Reproduce all of the data that follows, character for character.

*** DATA EXCERPTS

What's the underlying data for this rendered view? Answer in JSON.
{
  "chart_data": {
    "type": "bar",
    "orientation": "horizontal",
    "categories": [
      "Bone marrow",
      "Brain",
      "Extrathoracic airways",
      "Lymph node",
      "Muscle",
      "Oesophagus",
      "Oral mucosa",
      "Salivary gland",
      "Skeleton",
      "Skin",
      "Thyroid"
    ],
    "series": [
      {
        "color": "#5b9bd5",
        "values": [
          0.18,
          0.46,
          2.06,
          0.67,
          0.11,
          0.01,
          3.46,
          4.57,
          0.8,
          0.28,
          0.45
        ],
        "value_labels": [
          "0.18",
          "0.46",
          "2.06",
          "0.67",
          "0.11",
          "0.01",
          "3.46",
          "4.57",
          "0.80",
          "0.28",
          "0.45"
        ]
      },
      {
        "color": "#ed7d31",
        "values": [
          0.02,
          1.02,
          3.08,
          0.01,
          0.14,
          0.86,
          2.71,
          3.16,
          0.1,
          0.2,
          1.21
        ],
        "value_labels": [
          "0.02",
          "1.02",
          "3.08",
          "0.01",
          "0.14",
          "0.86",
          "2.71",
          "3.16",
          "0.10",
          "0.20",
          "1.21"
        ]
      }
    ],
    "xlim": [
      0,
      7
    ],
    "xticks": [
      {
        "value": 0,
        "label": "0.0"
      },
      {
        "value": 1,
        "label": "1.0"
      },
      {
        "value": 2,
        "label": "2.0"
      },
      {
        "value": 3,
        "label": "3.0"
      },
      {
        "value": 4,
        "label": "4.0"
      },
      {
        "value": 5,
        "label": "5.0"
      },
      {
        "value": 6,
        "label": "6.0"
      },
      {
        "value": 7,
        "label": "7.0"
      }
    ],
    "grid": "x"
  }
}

******

- **EXERCISE RESULT**:
What's the underlying data for this rendered view? Answer in JSON.
{
  "chart_data": {
    "type": "bar",
    "orientation": "horizontal",
    "categories": [
      "Bone marrow",
      "Brain",
      "Extrathoracic airways",
      "Lymph node",
      "Muscle",
      "Oesophagus",
      "Oral mucosa",
      "Salivary gland",
      "Skeleton",
      "Skin",
      "Thyroid"
    ],
    "series": [
      {
        "color": "#5b9bd5",
        "values": [
          0.18,
          0.46,
          2.06,
          0.67,
          0.11,
          0.01,
          3.46,
          4.57,
          0.8,
          0.28,
          0.45
        ],
        "value_labels": [
          "0.18",
          "0.46",
          "2.06",
          "0.67",
          "0.11",
          "0.01",
          "3.46",
          "4.57",
          "0.80",
          "0.28",
          "0.45"
        ]
      },
      {
        "color": "#ed7d31",
        "values": [
          0.02,
          1.02,
          3.08,
          0.01,
          0.14,
          0.86,
          2.71,
          3.16,
          0.1,
          0.2,
          1.21
        ],
        "value_labels": [
          "0.02",
          "1.02",
          "3.08",
          "0.01",
          "0.14",
          "0.86",
          "2.71",
          "3.16",
          "0.10",
          "0.20",
          "1.21"
        ]
      }
    ],
    "xlim": [
      0,
      7
    ],
    "xticks": [
      {
        "value": 0,
        "label": "0.0"
      },
      {
        "value": 1,
        "label": "1.0"
      },
      {
        "value": 2,
        "label": "2.0"
      },
      {
        "value": 3,
        "label": "3.0"
      },
      {
        "value": 4,
        "label": "4.0"
      },
      {
        "value": 5,
        "label": "5.0"
      },
      {
        "value": 6,
        "label": "6.0"
      },
      {
        "value": 7,
        "label": "7.0"
      }
    ],
    "grid": "x"
  }
}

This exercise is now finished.